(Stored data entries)

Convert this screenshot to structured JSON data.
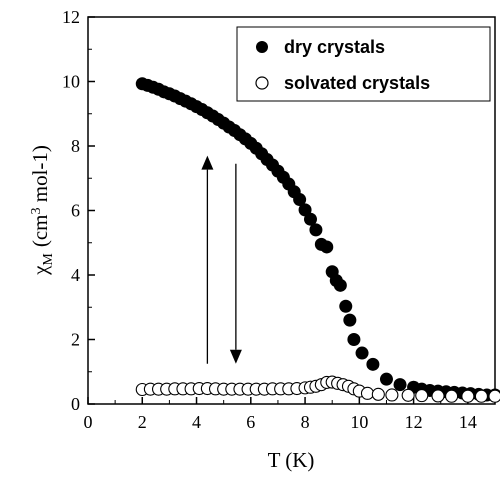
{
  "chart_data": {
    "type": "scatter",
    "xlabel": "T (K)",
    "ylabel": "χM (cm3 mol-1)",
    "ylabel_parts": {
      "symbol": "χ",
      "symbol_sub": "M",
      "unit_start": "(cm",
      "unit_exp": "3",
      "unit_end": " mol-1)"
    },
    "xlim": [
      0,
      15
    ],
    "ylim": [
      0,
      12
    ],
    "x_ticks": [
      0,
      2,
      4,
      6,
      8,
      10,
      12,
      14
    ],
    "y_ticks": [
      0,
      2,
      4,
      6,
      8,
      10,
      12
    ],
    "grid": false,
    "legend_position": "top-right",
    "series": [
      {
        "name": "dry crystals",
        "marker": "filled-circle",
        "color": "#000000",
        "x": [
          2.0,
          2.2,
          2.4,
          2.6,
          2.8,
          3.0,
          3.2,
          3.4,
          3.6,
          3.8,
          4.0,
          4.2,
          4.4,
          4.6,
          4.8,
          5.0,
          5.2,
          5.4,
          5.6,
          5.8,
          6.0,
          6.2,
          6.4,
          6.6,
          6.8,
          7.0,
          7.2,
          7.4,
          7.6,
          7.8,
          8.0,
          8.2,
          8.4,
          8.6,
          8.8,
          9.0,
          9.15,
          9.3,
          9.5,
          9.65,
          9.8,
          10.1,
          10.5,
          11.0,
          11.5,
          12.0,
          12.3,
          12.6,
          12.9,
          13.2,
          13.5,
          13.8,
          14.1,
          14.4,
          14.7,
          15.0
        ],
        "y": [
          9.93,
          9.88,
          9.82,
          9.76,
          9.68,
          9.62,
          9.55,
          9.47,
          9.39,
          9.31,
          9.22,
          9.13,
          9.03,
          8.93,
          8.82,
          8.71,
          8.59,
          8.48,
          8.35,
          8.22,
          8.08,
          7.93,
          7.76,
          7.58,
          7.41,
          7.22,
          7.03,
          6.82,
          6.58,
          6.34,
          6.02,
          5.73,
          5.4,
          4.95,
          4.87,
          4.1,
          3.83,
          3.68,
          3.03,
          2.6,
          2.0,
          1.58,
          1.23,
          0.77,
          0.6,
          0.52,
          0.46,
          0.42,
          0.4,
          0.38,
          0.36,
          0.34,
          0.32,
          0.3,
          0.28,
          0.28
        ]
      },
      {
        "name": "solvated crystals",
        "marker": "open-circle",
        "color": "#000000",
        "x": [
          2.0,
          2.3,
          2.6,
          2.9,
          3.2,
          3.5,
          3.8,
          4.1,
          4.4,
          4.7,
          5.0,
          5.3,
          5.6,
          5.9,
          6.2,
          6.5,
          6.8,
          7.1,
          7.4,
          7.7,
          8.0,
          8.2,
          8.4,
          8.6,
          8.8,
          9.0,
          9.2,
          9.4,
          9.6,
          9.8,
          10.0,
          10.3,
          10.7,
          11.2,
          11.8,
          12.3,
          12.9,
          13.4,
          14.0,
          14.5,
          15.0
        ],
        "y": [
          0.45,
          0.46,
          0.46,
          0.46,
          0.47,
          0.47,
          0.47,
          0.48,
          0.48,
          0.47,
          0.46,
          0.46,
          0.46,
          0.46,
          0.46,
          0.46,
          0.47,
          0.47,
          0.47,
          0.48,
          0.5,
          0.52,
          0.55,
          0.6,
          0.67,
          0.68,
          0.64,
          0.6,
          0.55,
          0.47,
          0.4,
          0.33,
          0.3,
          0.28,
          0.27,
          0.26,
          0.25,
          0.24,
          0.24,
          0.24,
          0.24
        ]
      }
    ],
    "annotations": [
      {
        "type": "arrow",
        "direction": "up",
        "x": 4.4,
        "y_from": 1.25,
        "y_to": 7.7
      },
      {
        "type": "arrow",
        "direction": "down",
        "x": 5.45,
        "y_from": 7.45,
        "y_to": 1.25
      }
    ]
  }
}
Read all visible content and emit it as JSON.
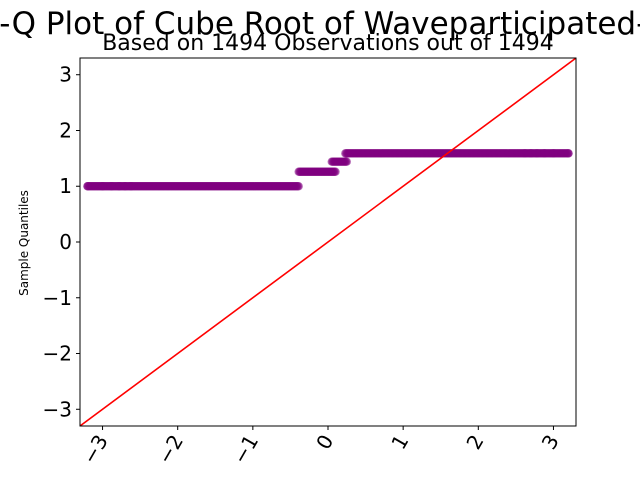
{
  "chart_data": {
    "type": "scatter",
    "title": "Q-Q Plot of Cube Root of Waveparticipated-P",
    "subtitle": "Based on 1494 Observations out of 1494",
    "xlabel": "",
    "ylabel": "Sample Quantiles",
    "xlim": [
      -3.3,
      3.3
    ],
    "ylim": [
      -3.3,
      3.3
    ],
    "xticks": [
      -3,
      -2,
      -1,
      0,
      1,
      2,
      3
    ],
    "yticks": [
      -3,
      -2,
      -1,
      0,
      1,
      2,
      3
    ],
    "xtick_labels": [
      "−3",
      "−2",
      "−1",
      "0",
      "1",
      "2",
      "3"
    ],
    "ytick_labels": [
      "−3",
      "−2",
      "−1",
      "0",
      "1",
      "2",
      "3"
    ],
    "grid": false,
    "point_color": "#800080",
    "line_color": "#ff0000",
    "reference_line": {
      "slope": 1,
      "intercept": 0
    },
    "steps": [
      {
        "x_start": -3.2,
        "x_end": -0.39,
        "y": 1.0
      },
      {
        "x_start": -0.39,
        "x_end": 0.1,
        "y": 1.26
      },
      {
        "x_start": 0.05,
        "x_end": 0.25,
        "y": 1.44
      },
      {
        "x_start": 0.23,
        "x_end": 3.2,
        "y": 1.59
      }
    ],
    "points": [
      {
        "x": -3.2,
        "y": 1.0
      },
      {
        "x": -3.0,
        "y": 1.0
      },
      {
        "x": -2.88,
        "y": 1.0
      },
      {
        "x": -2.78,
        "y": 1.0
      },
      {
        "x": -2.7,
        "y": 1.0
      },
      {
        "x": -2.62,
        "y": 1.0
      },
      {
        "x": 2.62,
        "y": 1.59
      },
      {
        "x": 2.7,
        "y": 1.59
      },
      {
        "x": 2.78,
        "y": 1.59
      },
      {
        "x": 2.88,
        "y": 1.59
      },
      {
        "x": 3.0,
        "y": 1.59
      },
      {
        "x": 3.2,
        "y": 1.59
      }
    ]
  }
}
* * *
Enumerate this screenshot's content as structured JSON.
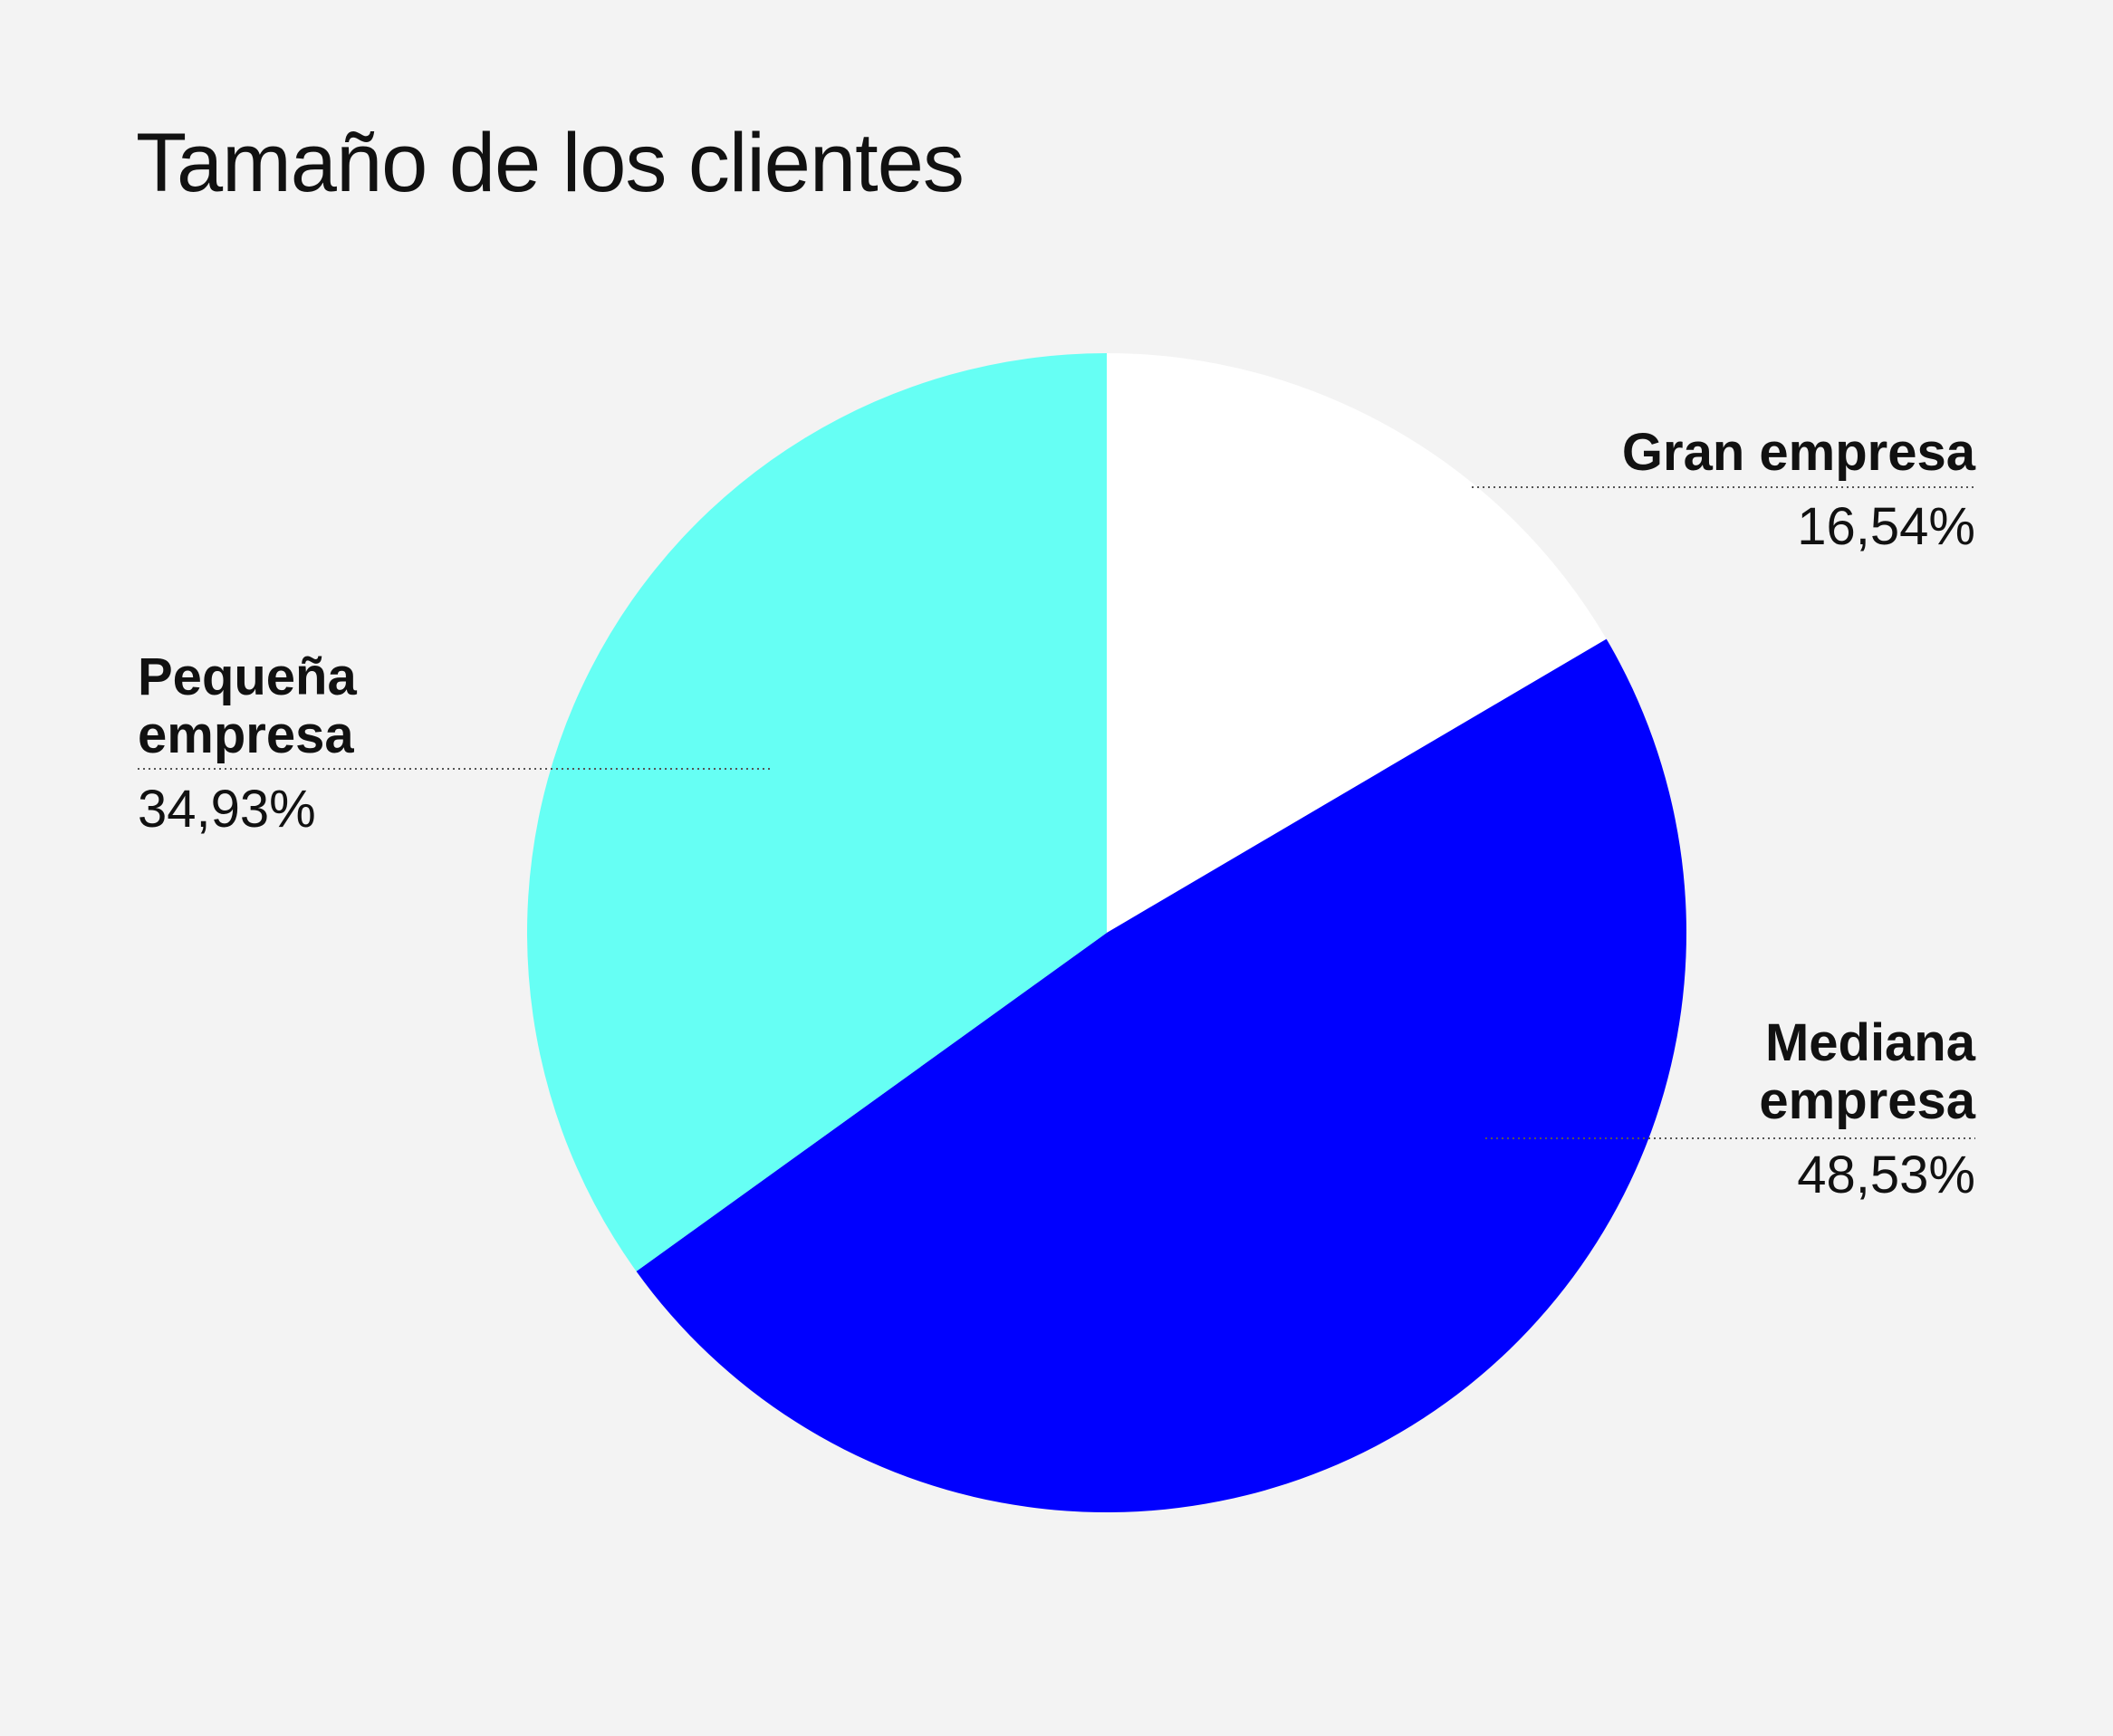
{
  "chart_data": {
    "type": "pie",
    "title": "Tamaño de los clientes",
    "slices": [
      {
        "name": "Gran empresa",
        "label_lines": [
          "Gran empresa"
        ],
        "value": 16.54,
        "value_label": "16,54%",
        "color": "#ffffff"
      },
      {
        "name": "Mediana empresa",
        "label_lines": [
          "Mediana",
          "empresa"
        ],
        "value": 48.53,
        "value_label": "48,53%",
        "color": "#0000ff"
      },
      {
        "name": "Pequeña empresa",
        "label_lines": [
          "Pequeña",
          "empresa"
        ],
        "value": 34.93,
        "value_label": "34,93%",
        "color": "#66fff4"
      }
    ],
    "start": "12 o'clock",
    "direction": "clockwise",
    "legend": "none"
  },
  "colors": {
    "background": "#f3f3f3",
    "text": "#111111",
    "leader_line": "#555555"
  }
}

_Task directions:_ Within the data above, pick out all lines holding the word "JSON".

_Exercise result:_
Convert this screenshot to structured JSON data.
Read all visible content and emit it as JSON.
Enumerate this screenshot's content as structured JSON.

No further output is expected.